YOUR INSTRUCTIONS
Copy out each line of the data that holds the word "envelope".

= = = =

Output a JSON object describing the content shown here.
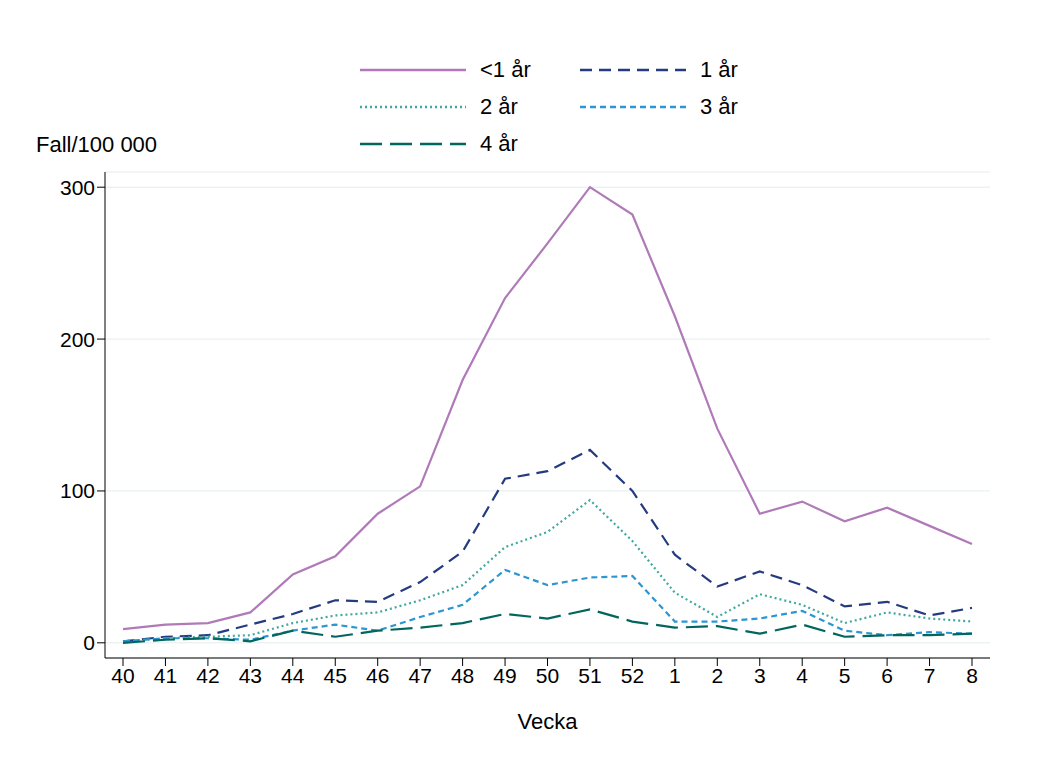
{
  "chart_data": {
    "type": "line",
    "x_label": "Vecka",
    "y_label": "Fall/100 000",
    "categories": [
      "40",
      "41",
      "42",
      "43",
      "44",
      "45",
      "46",
      "47",
      "48",
      "49",
      "50",
      "51",
      "52",
      "1",
      "2",
      "3",
      "4",
      "5",
      "6",
      "7",
      "8"
    ],
    "series": [
      {
        "name": "<1 år",
        "color": "#b07ab9",
        "line_style": "solid",
        "values": [
          9,
          12,
          13,
          20,
          45,
          57,
          85,
          103,
          173,
          227,
          263,
          300,
          282,
          215,
          141,
          85,
          93,
          80,
          89,
          77,
          65
        ]
      },
      {
        "name": "1 år",
        "color": "#253b80",
        "line_style": "dashed",
        "values": [
          1,
          4,
          5,
          12,
          19,
          28,
          27,
          40,
          60,
          108,
          113,
          127,
          100,
          58,
          37,
          47,
          38,
          24,
          27,
          18,
          23
        ]
      },
      {
        "name": "2 år",
        "color": "#3fa89f",
        "line_style": "dotted",
        "values": [
          1,
          3,
          4,
          5,
          13,
          18,
          20,
          28,
          38,
          63,
          73,
          94,
          67,
          33,
          17,
          32,
          25,
          13,
          20,
          16,
          14
        ]
      },
      {
        "name": "3 år",
        "color": "#2b96d2",
        "line_style": "short_dash",
        "values": [
          1,
          3,
          3,
          2,
          8,
          12,
          8,
          17,
          25,
          48,
          38,
          43,
          44,
          14,
          14,
          16,
          21,
          8,
          5,
          7,
          6
        ]
      },
      {
        "name": "4 år",
        "color": "#00665e",
        "line_style": "long_dash",
        "values": [
          0,
          2,
          3,
          1,
          8,
          4,
          8,
          10,
          13,
          19,
          16,
          22,
          14,
          10,
          11,
          6,
          12,
          4,
          5,
          5,
          6
        ]
      }
    ],
    "ylim": [
      -10,
      310
    ],
    "yticks": [
      0,
      100,
      200,
      300
    ],
    "grid": true,
    "legend": "top"
  }
}
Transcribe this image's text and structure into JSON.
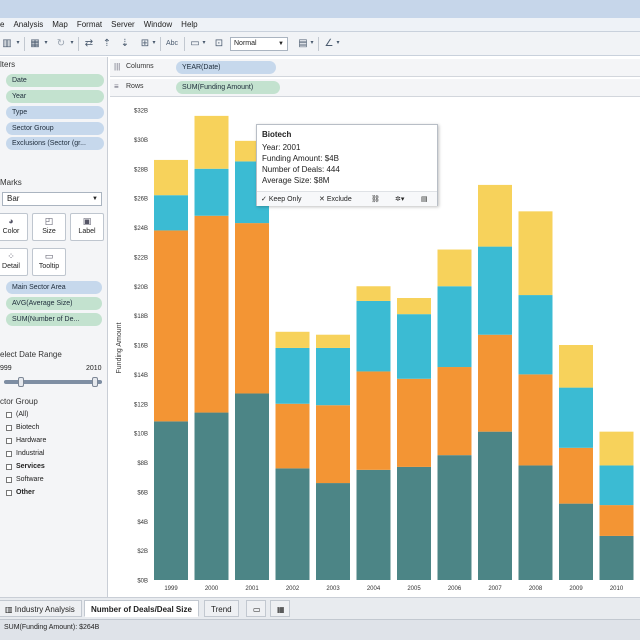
{
  "menu": [
    "e",
    "Analysis",
    "Map",
    "Format",
    "Server",
    "Window",
    "Help"
  ],
  "toolbar": {
    "fit_value": "Normal",
    "abc_label": "Abc"
  },
  "left": {
    "filters_title": "lters",
    "filters": [
      "Date",
      "Year",
      "Type",
      "Sector Group",
      "Exclusions (Sector (gr..."
    ],
    "marks_title": "Marks",
    "mark_type": "Bar",
    "mark_buttons": [
      "Color",
      "Size",
      "Label",
      "Detail",
      "Tooltip"
    ],
    "mark_fields": [
      "Main Sector Area",
      "AVG(Average Size)",
      "SUM(Number of De..."
    ],
    "date_range_title": "elect Date Range",
    "date_range_min": "999",
    "date_range_max": "2010",
    "sector_group_title": "ctor Group",
    "sector_items": [
      "(All)",
      "Biotech",
      "Hardware",
      "Industrial",
      "Services",
      "Software",
      "Other"
    ]
  },
  "shelves": {
    "columns_label": "Columns",
    "columns_pill": "YEAR(Date)",
    "rows_label": "Rows",
    "rows_pill": "SUM(Funding Amount)"
  },
  "tooltip": {
    "title": "Biotech",
    "lines": [
      "Year: 2001",
      "Funding Amount: $4B",
      "Number of Deals: 444",
      "Average Size: $8M"
    ],
    "keep_only": "Keep Only",
    "exclude": "Exclude"
  },
  "tabs": [
    "Industry Analysis",
    "Number of Deals/Deal Size",
    "Trend"
  ],
  "status": "SUM(Funding Amount): $264B",
  "colors": {
    "seg1": "#4c8586",
    "seg2": "#f39534",
    "seg3": "#3bbbd3",
    "seg4": "#f7d25b"
  },
  "chart_data": {
    "type": "bar",
    "stacked": true,
    "ylabel": "Funding Amount",
    "y_ticks": [
      "$0B",
      "$2B",
      "$4B",
      "$6B",
      "$8B",
      "$10B",
      "$12B",
      "$14B",
      "$16B",
      "$18B",
      "$20B",
      "$22B",
      "$24B",
      "$26B",
      "$28B",
      "$30B",
      "$32B"
    ],
    "ylim": [
      0,
      32
    ],
    "categories": [
      "1999",
      "2000",
      "2001",
      "2002",
      "2003",
      "2004",
      "2005",
      "2006",
      "2007",
      "2008",
      "2009",
      "2010"
    ],
    "series": [
      {
        "values": [
          10.8,
          11.4,
          12.7,
          7.6,
          6.6,
          7.5,
          7.7,
          8.5,
          10.1,
          7.8,
          5.2,
          3.0
        ]
      },
      {
        "values": [
          13.0,
          13.4,
          11.6,
          4.4,
          5.3,
          6.7,
          6.0,
          6.0,
          6.6,
          6.2,
          3.8,
          2.1
        ]
      },
      {
        "values": [
          2.4,
          3.2,
          4.2,
          3.8,
          3.9,
          4.8,
          4.4,
          5.5,
          6.0,
          5.4,
          4.1,
          2.7
        ]
      },
      {
        "values": [
          2.4,
          3.6,
          1.4,
          1.1,
          0.9,
          1.0,
          1.1,
          2.5,
          4.2,
          5.7,
          2.9,
          2.3
        ]
      }
    ]
  }
}
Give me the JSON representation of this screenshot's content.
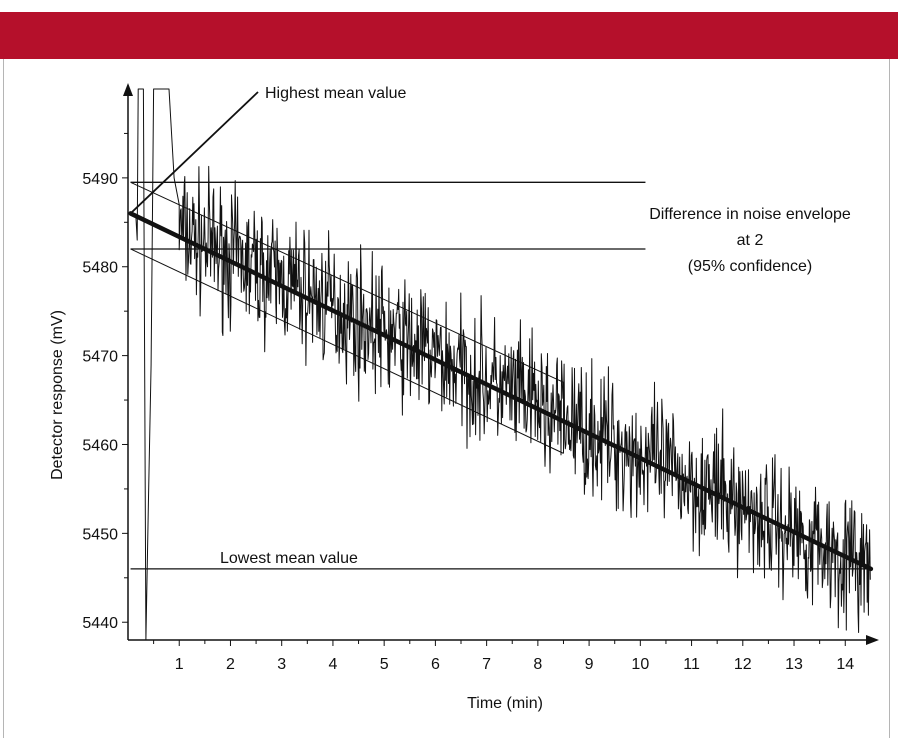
{
  "colors": {
    "header": "#b5102b",
    "ink": "#111111"
  },
  "chart_data": {
    "type": "line",
    "xlabel": "Time (min)",
    "ylabel": "Detector response (mV)",
    "xlim": [
      0,
      14.6
    ],
    "ylim": [
      5438,
      5500
    ],
    "x_ticks": [
      1,
      2,
      3,
      4,
      5,
      6,
      7,
      8,
      9,
      10,
      11,
      12,
      13,
      14
    ],
    "y_ticks": [
      5440,
      5450,
      5460,
      5470,
      5480,
      5490
    ],
    "grid": false,
    "series": [
      {
        "style": "noisy-signal",
        "start_spike": [
          [
            0.15,
            5486
          ],
          [
            0.18,
            5483
          ],
          [
            0.2,
            5500
          ],
          [
            0.3,
            5500
          ],
          [
            0.35,
            5438
          ],
          [
            0.4,
            5454
          ],
          [
            0.45,
            5469
          ],
          [
            0.5,
            5500
          ],
          [
            0.8,
            5500
          ],
          [
            0.9,
            5490
          ],
          [
            1.0,
            5487
          ]
        ],
        "x_range": [
          1.0,
          14.5
        ],
        "start_value": 5484,
        "end_value": 5446,
        "noise_pp": 8
      },
      {
        "style": "mean-trend",
        "x": [
          0.05,
          14.5
        ],
        "y": [
          5486,
          5446
        ]
      }
    ],
    "envelope": {
      "upper": [
        [
          0.05,
          5489.5
        ],
        [
          8.5,
          5467
        ]
      ],
      "lower": [
        [
          0.05,
          5482
        ],
        [
          8.5,
          5459
        ]
      ]
    },
    "reference_lines": [
      {
        "y": 5489.5,
        "x": [
          0.05,
          10.1
        ]
      },
      {
        "y": 5482,
        "x": [
          0.05,
          10.1
        ]
      },
      {
        "y": 5446,
        "x": [
          0.05,
          14.5
        ]
      }
    ],
    "annotations": {
      "highest": {
        "text": "Highest mean value",
        "x": 0.05,
        "y": 5486
      },
      "difference": [
        "Difference in noise envelope",
        "at 2",
        "(95% confidence)"
      ],
      "lowest": {
        "text": "Lowest mean value"
      }
    }
  }
}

= = = =

EXPECTED ANSWER
    "envelope": {
        "Difference in noise envelope",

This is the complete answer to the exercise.